> [REQUIREMENTS]: Each line containing the word "date" needs to be copied.
* * * * *
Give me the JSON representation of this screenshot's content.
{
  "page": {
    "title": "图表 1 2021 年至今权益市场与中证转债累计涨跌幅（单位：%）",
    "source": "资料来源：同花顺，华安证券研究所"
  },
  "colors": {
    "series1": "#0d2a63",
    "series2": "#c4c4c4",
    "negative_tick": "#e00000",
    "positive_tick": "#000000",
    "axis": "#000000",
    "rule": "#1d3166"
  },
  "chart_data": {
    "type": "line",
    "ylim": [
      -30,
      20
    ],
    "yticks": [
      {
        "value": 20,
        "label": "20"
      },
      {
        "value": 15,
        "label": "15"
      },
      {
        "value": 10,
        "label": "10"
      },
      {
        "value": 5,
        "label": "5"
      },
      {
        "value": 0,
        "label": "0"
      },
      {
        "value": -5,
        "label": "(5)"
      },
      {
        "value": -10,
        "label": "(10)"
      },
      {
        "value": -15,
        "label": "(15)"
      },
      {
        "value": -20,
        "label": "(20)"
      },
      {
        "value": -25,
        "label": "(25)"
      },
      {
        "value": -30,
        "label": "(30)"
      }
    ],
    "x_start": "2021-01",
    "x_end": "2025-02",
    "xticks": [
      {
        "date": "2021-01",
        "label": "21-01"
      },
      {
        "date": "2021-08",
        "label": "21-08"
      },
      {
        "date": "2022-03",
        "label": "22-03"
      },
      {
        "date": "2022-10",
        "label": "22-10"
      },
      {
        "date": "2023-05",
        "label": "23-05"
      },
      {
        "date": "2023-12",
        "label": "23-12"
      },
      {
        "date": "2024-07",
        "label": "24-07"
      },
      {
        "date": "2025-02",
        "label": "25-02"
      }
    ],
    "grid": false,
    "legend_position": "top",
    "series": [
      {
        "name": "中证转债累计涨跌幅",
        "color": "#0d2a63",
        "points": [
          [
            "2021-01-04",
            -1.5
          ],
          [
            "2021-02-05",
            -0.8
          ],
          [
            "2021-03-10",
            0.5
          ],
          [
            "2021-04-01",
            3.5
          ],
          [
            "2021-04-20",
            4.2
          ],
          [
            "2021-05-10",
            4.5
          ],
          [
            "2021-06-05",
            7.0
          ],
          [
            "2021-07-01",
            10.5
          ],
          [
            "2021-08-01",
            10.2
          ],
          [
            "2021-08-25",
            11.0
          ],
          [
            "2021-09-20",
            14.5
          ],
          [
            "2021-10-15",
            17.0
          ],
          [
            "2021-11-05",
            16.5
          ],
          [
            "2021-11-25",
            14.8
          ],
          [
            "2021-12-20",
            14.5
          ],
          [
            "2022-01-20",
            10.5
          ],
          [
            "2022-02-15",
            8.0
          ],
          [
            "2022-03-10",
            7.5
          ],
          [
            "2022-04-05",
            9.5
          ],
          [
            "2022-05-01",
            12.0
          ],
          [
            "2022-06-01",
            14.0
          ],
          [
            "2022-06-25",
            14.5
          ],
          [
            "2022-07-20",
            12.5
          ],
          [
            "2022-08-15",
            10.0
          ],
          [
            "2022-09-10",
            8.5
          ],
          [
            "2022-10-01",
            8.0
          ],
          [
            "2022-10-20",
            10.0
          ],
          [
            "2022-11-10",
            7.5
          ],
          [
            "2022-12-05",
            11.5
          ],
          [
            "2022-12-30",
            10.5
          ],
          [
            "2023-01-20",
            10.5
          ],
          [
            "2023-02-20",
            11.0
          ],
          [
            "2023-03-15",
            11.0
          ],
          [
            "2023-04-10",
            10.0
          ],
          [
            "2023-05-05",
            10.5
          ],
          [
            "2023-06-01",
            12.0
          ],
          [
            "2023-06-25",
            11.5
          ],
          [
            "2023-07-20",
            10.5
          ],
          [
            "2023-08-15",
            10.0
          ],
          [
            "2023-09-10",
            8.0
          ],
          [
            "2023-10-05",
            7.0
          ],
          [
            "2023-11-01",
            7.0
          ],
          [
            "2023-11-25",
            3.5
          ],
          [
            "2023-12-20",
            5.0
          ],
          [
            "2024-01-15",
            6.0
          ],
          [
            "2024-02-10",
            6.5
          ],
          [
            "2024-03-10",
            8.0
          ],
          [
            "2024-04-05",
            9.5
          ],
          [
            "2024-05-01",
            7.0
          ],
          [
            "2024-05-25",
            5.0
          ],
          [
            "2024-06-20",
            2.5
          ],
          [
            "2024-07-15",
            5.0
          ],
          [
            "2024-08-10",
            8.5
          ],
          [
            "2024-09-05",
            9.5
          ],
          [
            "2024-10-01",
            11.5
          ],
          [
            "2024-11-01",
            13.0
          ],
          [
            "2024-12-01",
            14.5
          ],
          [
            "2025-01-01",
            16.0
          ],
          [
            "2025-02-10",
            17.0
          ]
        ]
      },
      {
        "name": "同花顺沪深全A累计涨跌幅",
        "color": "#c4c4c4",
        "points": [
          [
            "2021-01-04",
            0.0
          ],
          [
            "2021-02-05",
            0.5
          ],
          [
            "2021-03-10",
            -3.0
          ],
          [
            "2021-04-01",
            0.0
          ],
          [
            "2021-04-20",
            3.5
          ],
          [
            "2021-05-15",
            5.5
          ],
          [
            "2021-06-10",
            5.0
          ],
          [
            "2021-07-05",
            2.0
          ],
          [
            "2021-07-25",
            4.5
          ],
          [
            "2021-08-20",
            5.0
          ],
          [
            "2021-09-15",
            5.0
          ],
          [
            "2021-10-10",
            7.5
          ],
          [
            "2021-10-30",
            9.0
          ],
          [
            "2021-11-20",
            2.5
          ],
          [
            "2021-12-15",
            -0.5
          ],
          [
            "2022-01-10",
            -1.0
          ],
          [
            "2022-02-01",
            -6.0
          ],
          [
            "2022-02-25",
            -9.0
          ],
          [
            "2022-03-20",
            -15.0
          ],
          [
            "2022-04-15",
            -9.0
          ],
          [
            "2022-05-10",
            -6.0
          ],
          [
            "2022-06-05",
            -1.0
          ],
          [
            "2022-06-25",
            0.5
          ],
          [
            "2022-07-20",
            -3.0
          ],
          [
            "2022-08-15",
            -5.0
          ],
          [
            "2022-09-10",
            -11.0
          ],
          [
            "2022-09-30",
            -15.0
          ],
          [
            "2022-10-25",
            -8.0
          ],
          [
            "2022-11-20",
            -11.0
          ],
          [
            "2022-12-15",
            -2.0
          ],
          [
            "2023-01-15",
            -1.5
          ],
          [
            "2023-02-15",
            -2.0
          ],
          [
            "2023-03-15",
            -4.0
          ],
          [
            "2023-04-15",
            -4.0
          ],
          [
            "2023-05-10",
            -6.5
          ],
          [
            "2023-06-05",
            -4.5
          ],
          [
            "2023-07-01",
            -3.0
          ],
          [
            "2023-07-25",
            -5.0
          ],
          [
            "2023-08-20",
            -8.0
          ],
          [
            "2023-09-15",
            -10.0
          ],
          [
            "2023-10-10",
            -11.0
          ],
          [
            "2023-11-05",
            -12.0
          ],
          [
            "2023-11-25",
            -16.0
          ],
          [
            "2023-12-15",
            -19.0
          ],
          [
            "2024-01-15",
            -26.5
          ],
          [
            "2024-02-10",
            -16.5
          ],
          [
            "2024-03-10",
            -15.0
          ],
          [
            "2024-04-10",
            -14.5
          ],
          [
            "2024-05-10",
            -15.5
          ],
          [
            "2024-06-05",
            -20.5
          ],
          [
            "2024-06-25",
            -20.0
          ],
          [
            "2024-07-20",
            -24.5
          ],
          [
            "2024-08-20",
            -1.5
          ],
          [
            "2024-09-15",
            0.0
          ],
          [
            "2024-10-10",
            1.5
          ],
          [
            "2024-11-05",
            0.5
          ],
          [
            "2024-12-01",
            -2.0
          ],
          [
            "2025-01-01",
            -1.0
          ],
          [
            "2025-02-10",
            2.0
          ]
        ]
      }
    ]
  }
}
* * * * *
> [RESULT BELOW]:
        "date": "2021-01",
        "date": "2021-08",
        "date": "2022-03",
        "date": "2022-10",
        "date": "2023-05",
        "date": "2023-12",
        "date": "2024-07",
        "date": "2025-02",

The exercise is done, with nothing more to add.